##### Entries shown

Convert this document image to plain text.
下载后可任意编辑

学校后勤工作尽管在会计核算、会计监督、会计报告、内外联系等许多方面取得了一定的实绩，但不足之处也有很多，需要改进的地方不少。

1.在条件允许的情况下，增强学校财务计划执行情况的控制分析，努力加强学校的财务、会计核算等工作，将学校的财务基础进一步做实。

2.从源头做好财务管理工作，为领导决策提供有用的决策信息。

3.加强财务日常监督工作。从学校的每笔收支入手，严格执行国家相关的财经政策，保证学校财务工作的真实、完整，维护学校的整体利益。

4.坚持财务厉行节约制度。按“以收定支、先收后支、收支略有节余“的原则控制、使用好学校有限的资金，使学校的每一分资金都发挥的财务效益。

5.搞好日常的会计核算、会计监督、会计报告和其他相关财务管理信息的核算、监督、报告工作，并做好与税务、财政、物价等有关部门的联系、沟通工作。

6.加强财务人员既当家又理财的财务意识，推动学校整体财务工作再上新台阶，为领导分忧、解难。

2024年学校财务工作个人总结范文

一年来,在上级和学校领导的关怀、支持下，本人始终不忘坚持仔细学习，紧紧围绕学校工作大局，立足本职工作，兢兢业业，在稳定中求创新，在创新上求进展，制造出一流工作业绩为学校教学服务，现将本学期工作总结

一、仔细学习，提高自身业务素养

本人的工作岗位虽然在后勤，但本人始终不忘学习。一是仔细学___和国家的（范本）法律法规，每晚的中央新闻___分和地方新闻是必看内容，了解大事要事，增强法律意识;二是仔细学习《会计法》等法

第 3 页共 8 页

##########

- [Written exercise]
Sift through the entries and copy every line with "会计监督".

- [Result of the exercise]
学校后勤工作尽管在会计核算、会计监督、会计报告、内外联系等许多方面取得了一定的实绩，但不足之处也有很多，需要改进的地方不少。
5.搞好日常的会计核算、会计监督、会计报告和其他相关财务管理信息的核算、监督、报告工作，并做好与税务、财政、物价等有关部门的联系、沟通工作。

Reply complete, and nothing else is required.